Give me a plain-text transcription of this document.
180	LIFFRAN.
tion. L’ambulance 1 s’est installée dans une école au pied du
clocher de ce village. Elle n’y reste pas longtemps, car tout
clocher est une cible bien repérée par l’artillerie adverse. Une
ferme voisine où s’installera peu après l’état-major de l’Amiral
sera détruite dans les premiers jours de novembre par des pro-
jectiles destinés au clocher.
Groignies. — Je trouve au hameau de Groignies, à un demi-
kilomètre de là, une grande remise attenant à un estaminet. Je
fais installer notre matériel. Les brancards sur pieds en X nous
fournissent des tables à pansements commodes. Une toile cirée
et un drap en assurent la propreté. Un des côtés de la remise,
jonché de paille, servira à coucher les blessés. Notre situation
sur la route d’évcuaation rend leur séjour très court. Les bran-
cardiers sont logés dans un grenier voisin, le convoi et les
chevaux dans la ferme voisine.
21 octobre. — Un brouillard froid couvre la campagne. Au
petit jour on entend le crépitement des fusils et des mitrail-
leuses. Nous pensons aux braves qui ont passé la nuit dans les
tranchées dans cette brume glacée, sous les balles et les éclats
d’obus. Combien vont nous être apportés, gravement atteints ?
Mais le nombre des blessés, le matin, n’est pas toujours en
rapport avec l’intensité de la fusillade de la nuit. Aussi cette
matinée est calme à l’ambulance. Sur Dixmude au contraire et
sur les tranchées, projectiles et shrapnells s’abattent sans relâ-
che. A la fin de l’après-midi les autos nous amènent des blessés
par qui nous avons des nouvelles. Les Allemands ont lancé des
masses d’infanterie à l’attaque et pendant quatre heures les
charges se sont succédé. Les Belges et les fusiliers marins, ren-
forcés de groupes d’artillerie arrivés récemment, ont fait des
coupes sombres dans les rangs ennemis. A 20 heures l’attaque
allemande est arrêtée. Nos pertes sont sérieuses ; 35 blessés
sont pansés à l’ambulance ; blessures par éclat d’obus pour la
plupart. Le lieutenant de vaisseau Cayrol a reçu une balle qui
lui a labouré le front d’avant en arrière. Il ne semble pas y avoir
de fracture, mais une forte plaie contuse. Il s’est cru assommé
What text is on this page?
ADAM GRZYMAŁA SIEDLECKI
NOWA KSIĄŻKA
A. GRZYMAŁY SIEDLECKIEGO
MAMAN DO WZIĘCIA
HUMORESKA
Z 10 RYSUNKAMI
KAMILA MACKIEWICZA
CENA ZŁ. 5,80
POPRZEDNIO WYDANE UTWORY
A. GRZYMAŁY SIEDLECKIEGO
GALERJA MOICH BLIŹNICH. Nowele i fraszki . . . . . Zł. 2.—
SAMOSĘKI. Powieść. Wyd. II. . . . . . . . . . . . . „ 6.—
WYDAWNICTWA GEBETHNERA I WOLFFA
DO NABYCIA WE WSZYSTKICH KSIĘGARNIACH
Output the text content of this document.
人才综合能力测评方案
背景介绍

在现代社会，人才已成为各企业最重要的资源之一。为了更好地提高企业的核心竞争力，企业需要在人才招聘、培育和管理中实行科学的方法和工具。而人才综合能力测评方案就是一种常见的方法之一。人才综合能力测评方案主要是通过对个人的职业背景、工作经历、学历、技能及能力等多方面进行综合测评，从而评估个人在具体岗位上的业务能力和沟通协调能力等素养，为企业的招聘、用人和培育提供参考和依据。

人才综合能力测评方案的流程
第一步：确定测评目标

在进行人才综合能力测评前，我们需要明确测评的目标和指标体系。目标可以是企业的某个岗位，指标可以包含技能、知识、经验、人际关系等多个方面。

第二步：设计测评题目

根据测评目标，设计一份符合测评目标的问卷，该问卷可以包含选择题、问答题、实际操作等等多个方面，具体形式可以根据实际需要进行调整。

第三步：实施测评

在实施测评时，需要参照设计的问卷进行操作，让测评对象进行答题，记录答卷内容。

-.-.-

Report all lines of the material that contain the word "text".

Give me a plain-text transcription of this document.
What text is on this page?
Output the text content of this document.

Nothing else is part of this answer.